### Collected data entries
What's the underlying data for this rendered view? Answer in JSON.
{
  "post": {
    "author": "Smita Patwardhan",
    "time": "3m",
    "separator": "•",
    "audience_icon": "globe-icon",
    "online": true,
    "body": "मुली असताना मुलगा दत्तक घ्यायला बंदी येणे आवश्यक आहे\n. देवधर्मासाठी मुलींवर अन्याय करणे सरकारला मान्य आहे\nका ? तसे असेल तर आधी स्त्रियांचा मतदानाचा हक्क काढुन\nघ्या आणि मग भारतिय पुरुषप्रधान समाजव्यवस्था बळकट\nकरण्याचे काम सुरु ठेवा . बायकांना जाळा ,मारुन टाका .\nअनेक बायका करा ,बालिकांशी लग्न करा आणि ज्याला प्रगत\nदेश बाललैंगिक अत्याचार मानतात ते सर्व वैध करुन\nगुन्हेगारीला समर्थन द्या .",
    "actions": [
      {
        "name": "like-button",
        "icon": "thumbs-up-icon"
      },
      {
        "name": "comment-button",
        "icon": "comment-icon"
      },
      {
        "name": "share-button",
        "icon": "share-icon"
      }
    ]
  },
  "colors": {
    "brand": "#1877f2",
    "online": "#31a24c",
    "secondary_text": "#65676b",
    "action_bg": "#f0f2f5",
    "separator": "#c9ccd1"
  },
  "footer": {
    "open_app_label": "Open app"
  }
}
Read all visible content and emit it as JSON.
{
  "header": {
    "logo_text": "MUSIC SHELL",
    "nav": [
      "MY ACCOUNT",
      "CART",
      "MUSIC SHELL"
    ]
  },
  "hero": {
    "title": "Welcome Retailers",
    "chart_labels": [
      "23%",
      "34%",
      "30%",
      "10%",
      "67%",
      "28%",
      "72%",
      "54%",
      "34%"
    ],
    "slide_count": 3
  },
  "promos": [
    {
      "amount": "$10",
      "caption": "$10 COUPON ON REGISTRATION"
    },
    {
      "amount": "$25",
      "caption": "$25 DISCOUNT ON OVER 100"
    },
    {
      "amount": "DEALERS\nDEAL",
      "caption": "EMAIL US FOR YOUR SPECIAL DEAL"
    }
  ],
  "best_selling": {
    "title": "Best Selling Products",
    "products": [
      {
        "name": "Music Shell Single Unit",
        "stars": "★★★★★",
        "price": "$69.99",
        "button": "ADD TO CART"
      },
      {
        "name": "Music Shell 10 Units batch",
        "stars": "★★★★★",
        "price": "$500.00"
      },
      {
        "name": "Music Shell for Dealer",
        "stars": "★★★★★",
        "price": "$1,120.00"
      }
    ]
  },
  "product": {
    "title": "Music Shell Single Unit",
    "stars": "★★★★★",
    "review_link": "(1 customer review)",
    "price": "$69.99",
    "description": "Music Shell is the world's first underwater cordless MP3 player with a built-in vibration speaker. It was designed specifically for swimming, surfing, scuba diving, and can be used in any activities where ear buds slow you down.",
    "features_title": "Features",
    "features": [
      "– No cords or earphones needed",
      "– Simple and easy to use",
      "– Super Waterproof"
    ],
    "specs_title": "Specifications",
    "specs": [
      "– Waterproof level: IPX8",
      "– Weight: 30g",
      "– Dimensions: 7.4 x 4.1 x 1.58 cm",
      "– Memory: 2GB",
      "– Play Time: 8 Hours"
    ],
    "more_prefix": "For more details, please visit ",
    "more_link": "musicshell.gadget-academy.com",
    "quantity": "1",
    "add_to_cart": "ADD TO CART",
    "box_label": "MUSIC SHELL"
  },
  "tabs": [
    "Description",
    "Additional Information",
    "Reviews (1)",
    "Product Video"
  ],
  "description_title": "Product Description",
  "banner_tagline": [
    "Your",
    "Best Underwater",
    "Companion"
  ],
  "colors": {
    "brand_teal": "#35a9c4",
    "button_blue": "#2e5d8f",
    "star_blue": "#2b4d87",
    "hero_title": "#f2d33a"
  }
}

### Description of the task
Output the listing above exactly as it appears.

### Solution to the exercise
What's the underlying data for this rendered view? Answer in JSON.
{
  "post": {
    "author": "Smita Patwardhan",
    "time": "3m",
    "separator": "•",
    "audience_icon": "globe-icon",
    "online": true,
    "body": "मुली असताना मुलगा दत्तक घ्यायला बंदी येणे आवश्यक आहे\n. देवधर्मासाठी मुलींवर अन्याय करणे सरकारला मान्य आहे\nका ? तसे असेल तर आधी स्त्रियांचा मतदानाचा हक्क काढुन\nघ्या आणि मग भारतिय पुरुषप्रधान समाजव्यवस्था बळकट\nकरण्याचे काम सुरु ठेवा . बायकांना जाळा ,मारुन टाका .\nअनेक बायका करा ,बालिकांशी लग्न करा आणि ज्याला प्रगत\nदेश बाललैंगिक अत्याचार मानतात ते सर्व वैध करुन\nगुन्हेगारीला समर्थन द्या .",
    "actions": [
      {
        "name": "like-button",
        "icon": "thumbs-up-icon"
      },
      {
        "name": "comment-button",
        "icon": "comment-icon"
      },
      {
        "name": "share-button",
        "icon": "share-icon"
      }
    ]
  },
  "colors": {
    "brand": "#1877f2",
    "online": "#31a24c",
    "secondary_text": "#65676b",
    "action_bg": "#f0f2f5",
    "separator": "#c9ccd1"
  },
  "footer": {
    "open_app_label": "Open app"
  }
}
Read all visible content and emit it as JSON.
{
  "header": {
    "logo_text": "MUSIC SHELL",
    "nav": [
      "MY ACCOUNT",
      "CART",
      "MUSIC SHELL"
    ]
  },
  "hero": {
    "title": "Welcome Retailers",
    "chart_labels": [
      "23%",
      "34%",
      "30%",
      "10%",
      "67%",
      "28%",
      "72%",
      "54%",
      "34%"
    ],
    "slide_count": 3
  },
  "promos": [
    {
      "amount": "$10",
      "caption": "$10 COUPON ON REGISTRATION"
    },
    {
      "amount": "$25",
      "caption": "$25 DISCOUNT ON OVER 100"
    },
    {
      "amount": "DEALERS\nDEAL",
      "caption": "EMAIL US FOR YOUR SPECIAL DEAL"
    }
  ],
  "best_selling": {
    "title": "Best Selling Products",
    "products": [
      {
        "name": "Music Shell Single Unit",
        "stars": "★★★★★",
        "price": "$69.99",
        "button": "ADD TO CART"
      },
      {
        "name": "Music Shell 10 Units batch",
        "stars": "★★★★★",
        "price": "$500.00"
      },
      {
        "name": "Music Shell for Dealer",
        "stars": "★★★★★",
        "price": "$1,120.00"
      }
    ]
  },
  "product": {
    "title": "Music Shell Single Unit",
    "stars": "★★★★★",
    "review_link": "(1 customer review)",
    "price": "$69.99",
    "description": "Music Shell is the world's first underwater cordless MP3 player with a built-in vibration speaker. It was designed specifically for swimming, surfing, scuba diving, and can be used in any activities where ear buds slow you down.",
    "features_title": "Features",
    "features": [
      "– No cords or earphones needed",
      "– Simple and easy to use",
      "– Super Waterproof"
    ],
    "specs_title": "Specifications",
    "specs": [
      "– Waterproof level: IPX8",
      "– Weight: 30g",
      "– Dimensions: 7.4 x 4.1 x 1.58 cm",
      "– Memory: 2GB",
      "– Play Time: 8 Hours"
    ],
    "more_prefix": "For more details, please visit ",
    "more_link": "musicshell.gadget-academy.com",
    "quantity": "1",
    "add_to_cart": "ADD TO CART",
    "box_label": "MUSIC SHELL"
  },
  "tabs": [
    "Description",
    "Additional Information",
    "Reviews (1)",
    "Product Video"
  ],
  "description_title": "Product Description",
  "banner_tagline": [
    "Your",
    "Best Underwater",
    "Companion"
  ],
  "colors": {
    "brand_teal": "#35a9c4",
    "button_blue": "#2e5d8f",
    "star_blue": "#2b4d87",
    "hero_title": "#f2d33a"
  }
}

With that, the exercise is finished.